> [Task material]
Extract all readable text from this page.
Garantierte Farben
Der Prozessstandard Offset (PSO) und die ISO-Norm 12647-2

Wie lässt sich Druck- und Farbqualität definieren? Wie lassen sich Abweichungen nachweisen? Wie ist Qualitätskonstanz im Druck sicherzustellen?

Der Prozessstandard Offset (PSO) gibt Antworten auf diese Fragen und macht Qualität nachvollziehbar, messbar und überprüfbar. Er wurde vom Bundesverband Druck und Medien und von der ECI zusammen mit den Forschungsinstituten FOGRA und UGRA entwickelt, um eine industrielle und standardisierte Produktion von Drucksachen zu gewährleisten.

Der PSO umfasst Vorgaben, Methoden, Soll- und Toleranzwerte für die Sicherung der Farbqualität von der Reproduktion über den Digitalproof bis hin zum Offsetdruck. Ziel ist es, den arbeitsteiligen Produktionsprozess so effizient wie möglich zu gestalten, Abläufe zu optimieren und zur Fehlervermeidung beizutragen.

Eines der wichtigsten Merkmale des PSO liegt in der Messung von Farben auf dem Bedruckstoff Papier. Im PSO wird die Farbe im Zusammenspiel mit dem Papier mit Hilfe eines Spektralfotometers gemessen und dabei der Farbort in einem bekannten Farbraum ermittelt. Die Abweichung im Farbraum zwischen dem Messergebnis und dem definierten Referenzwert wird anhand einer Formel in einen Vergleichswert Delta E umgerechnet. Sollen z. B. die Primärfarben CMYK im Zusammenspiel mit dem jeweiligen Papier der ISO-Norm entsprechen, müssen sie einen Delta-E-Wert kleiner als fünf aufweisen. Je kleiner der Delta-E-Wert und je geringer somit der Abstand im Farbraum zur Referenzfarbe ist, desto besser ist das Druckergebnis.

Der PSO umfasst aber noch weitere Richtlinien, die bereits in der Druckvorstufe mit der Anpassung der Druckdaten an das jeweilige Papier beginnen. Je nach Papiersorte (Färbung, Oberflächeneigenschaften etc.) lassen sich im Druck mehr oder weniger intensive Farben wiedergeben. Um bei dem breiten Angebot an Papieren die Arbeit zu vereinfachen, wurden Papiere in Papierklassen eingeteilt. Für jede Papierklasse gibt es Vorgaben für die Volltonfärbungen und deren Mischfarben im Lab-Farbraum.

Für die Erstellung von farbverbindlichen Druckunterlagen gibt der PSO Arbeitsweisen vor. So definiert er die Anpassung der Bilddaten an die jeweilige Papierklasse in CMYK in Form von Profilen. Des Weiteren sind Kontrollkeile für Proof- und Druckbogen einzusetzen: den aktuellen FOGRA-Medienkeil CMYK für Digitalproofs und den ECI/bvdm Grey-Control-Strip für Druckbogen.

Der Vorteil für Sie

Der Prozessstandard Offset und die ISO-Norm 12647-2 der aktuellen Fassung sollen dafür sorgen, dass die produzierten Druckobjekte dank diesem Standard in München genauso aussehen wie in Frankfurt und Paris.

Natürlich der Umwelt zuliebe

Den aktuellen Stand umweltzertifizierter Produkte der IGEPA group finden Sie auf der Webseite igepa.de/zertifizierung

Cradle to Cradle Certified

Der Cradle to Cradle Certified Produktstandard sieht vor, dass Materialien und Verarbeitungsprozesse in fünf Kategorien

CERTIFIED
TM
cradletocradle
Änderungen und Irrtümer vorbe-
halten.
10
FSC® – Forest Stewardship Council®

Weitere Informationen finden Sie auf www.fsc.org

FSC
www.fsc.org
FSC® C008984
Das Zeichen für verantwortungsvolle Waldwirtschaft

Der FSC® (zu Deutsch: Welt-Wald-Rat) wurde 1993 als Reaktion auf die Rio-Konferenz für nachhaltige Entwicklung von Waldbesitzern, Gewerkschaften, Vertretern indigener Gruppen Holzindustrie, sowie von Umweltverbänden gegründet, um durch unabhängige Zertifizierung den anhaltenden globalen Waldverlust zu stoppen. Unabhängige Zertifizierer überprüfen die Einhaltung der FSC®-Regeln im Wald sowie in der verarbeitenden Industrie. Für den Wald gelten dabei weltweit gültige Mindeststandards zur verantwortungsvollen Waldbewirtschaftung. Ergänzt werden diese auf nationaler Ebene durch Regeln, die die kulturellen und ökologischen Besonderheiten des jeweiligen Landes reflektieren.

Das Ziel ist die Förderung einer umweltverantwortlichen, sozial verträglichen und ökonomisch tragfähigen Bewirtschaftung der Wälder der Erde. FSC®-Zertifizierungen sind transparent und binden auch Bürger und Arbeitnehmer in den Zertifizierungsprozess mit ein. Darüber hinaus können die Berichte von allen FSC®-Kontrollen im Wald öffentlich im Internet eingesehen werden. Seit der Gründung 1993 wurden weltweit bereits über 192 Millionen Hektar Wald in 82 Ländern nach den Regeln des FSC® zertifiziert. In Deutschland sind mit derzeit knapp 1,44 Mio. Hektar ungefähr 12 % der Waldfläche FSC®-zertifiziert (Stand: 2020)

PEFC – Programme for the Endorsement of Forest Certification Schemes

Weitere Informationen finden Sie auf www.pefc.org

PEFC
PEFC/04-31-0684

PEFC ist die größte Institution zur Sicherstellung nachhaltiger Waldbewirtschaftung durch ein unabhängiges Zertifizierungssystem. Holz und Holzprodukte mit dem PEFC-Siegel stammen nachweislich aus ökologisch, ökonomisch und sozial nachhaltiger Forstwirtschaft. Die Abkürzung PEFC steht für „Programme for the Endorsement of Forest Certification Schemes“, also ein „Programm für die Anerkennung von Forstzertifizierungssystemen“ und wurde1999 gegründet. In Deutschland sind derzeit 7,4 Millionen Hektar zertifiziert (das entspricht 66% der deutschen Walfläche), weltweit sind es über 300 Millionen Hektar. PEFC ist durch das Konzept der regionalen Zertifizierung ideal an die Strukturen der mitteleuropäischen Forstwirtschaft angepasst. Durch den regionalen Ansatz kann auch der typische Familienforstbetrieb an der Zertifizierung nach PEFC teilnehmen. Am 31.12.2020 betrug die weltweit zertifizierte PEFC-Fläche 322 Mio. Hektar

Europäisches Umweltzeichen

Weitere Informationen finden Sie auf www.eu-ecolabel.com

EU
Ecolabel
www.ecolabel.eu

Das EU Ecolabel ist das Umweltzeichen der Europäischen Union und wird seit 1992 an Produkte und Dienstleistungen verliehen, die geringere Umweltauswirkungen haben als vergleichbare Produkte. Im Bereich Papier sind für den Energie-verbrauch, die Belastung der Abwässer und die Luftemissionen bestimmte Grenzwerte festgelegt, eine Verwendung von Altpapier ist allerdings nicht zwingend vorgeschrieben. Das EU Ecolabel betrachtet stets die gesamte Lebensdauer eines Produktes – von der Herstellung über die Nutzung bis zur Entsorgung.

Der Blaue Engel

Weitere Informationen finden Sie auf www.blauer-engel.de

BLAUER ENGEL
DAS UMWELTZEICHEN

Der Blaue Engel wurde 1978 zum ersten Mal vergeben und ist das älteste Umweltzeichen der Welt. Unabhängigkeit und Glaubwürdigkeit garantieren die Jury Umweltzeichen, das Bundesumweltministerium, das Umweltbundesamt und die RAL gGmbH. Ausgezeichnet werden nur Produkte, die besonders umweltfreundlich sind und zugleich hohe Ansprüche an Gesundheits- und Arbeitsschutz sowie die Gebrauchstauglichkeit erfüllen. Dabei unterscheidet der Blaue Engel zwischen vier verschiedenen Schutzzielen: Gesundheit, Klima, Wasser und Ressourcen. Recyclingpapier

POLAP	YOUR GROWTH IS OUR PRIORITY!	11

> [Aim of the exercise] Quote the material exactly, leaving nothing out.

> [Output below]
Extract all readable text from this page.
Garantierte Farben
Der Prozessstandard Offset (PSO) und die ISO-Norm 12647-2

Wie lässt sich Druck- und Farbqualität definieren? Wie lassen sich Abweichungen nachweisen? Wie ist Qualitätskonstanz im Druck sicherzustellen?

Der Prozessstandard Offset (PSO) gibt Antworten auf diese Fragen und macht Qualität nachvollziehbar, messbar und überprüfbar. Er wurde vom Bundesverband Druck und Medien und von der ECI zusammen mit den Forschungsinstituten FOGRA und UGRA entwickelt, um eine industrielle und standardisierte Produktion von Drucksachen zu gewährleisten.

Der PSO umfasst Vorgaben, Methoden, Soll- und Toleranzwerte für die Sicherung der Farbqualität von der Reproduktion über den Digitalproof bis hin zum Offsetdruck. Ziel ist es, den arbeitsteiligen Produktionsprozess so effizient wie möglich zu gestalten, Abläufe zu optimieren und zur Fehlervermeidung beizutragen.

Eines der wichtigsten Merkmale des PSO liegt in der Messung von Farben auf dem Bedruckstoff Papier. Im PSO wird die Farbe im Zusammenspiel mit dem Papier mit Hilfe eines Spektralfotometers gemessen und dabei der Farbort in einem bekannten Farbraum ermittelt. Die Abweichung im Farbraum zwischen dem Messergebnis und dem definierten Referenzwert wird anhand einer Formel in einen Vergleichswert Delta E umgerechnet. Sollen z. B. die Primärfarben CMYK im Zusammenspiel mit dem jeweiligen Papier der ISO-Norm entsprechen, müssen sie einen Delta-E-Wert kleiner als fünf aufweisen. Je kleiner der Delta-E-Wert und je geringer somit der Abstand im Farbraum zur Referenzfarbe ist, desto besser ist das Druckergebnis.

Der PSO umfasst aber noch weitere Richtlinien, die bereits in der Druckvorstufe mit der Anpassung der Druckdaten an das jeweilige Papier beginnen. Je nach Papiersorte (Färbung, Oberflächeneigenschaften etc.) lassen sich im Druck mehr oder weniger intensive Farben wiedergeben. Um bei dem breiten Angebot an Papieren die Arbeit zu vereinfachen, wurden Papiere in Papierklassen eingeteilt. Für jede Papierklasse gibt es Vorgaben für die Volltonfärbungen und deren Mischfarben im Lab-Farbraum.

Für die Erstellung von farbverbindlichen Druckunterlagen gibt der PSO Arbeitsweisen vor. So definiert er die Anpassung der Bilddaten an die jeweilige Papierklasse in CMYK in Form von Profilen. Des Weiteren sind Kontrollkeile für Proof- und Druckbogen einzusetzen: den aktuellen FOGRA-Medienkeil CMYK für Digitalproofs und den ECI/bvdm Grey-Control-Strip für Druckbogen.

Der Vorteil für Sie

Der Prozessstandard Offset und die ISO-Norm 12647-2 der aktuellen Fassung sollen dafür sorgen, dass die produzierten Druckobjekte dank diesem Standard in München genauso aussehen wie in Frankfurt und Paris.

Natürlich der Umwelt zuliebe

Den aktuellen Stand umweltzertifizierter Produkte der IGEPA group finden Sie auf der Webseite igepa.de/zertifizierung

Cradle to Cradle Certified

Der Cradle to Cradle Certified Produktstandard sieht vor, dass Materialien und Verarbeitungsprozesse in fünf Kategorien

CERTIFIED
TM
cradletocradle
Änderungen und Irrtümer vorbe-
halten.
10
FSC® – Forest Stewardship Council®

Weitere Informationen finden Sie auf www.fsc.org

FSC
www.fsc.org
FSC® C008984
Das Zeichen für verantwortungsvolle Waldwirtschaft

Der FSC® (zu Deutsch: Welt-Wald-Rat) wurde 1993 als Reaktion auf die Rio-Konferenz für nachhaltige Entwicklung von Waldbesitzern, Gewerkschaften, Vertretern indigener Gruppen Holzindustrie, sowie von Umweltverbänden gegründet, um durch unabhängige Zertifizierung den anhaltenden globalen Waldverlust zu stoppen. Unabhängige Zertifizierer überprüfen die Einhaltung der FSC®-Regeln im Wald sowie in der verarbeitenden Industrie. Für den Wald gelten dabei weltweit gültige Mindeststandards zur verantwortungsvollen Waldbewirtschaftung. Ergänzt werden diese auf nationaler Ebene durch Regeln, die die kulturellen und ökologischen Besonderheiten des jeweiligen Landes reflektieren.

Das Ziel ist die Förderung einer umweltverantwortlichen, sozial verträglichen und ökonomisch tragfähigen Bewirtschaftung der Wälder der Erde. FSC®-Zertifizierungen sind transparent und binden auch Bürger und Arbeitnehmer in den Zertifizierungsprozess mit ein. Darüber hinaus können die Berichte von allen FSC®-Kontrollen im Wald öffentlich im Internet eingesehen werden. Seit der Gründung 1993 wurden weltweit bereits über 192 Millionen Hektar Wald in 82 Ländern nach den Regeln des FSC® zertifiziert. In Deutschland sind mit derzeit knapp 1,44 Mio. Hektar ungefähr 12 % der Waldfläche FSC®-zertifiziert (Stand: 2020)

PEFC – Programme for the Endorsement of Forest Certification Schemes

Weitere Informationen finden Sie auf www.pefc.org

PEFC
PEFC/04-31-0684

PEFC ist die größte Institution zur Sicherstellung nachhaltiger Waldbewirtschaftung durch ein unabhängiges Zertifizierungssystem. Holz und Holzprodukte mit dem PEFC-Siegel stammen nachweislich aus ökologisch, ökonomisch und sozial nachhaltiger Forstwirtschaft. Die Abkürzung PEFC steht für „Programme for the Endorsement of Forest Certification Schemes“, also ein „Programm für die Anerkennung von Forstzertifizierungssystemen“ und wurde1999 gegründet. In Deutschland sind derzeit 7,4 Millionen Hektar zertifiziert (das entspricht 66% der deutschen Walfläche), weltweit sind es über 300 Millionen Hektar. PEFC ist durch das Konzept der regionalen Zertifizierung ideal an die Strukturen der mitteleuropäischen Forstwirtschaft angepasst. Durch den regionalen Ansatz kann auch der typische Familienforstbetrieb an der Zertifizierung nach PEFC teilnehmen. Am 31.12.2020 betrug die weltweit zertifizierte PEFC-Fläche 322 Mio. Hektar

Europäisches Umweltzeichen

Weitere Informationen finden Sie auf www.eu-ecolabel.com

EU
Ecolabel
www.ecolabel.eu

Das EU Ecolabel ist das Umweltzeichen der Europäischen Union und wird seit 1992 an Produkte und Dienstleistungen verliehen, die geringere Umweltauswirkungen haben als vergleichbare Produkte. Im Bereich Papier sind für den Energie-verbrauch, die Belastung der Abwässer und die Luftemissionen bestimmte Grenzwerte festgelegt, eine Verwendung von Altpapier ist allerdings nicht zwingend vorgeschrieben. Das EU Ecolabel betrachtet stets die gesamte Lebensdauer eines Produktes – von der Herstellung über die Nutzung bis zur Entsorgung.

Der Blaue Engel

Weitere Informationen finden Sie auf www.blauer-engel.de

BLAUER ENGEL
DAS UMWELTZEICHEN

Der Blaue Engel wurde 1978 zum ersten Mal vergeben und ist das älteste Umweltzeichen der Welt. Unabhängigkeit und Glaubwürdigkeit garantieren die Jury Umweltzeichen, das Bundesumweltministerium, das Umweltbundesamt und die RAL gGmbH. Ausgezeichnet werden nur Produkte, die besonders umweltfreundlich sind und zugleich hohe Ansprüche an Gesundheits- und Arbeitsschutz sowie die Gebrauchstauglichkeit erfüllen. Dabei unterscheidet der Blaue Engel zwischen vier verschiedenen Schutzzielen: Gesundheit, Klima, Wasser und Ressourcen. Recyclingpapier

POLAP	YOUR GROWTH IS OUR PRIORITY!	11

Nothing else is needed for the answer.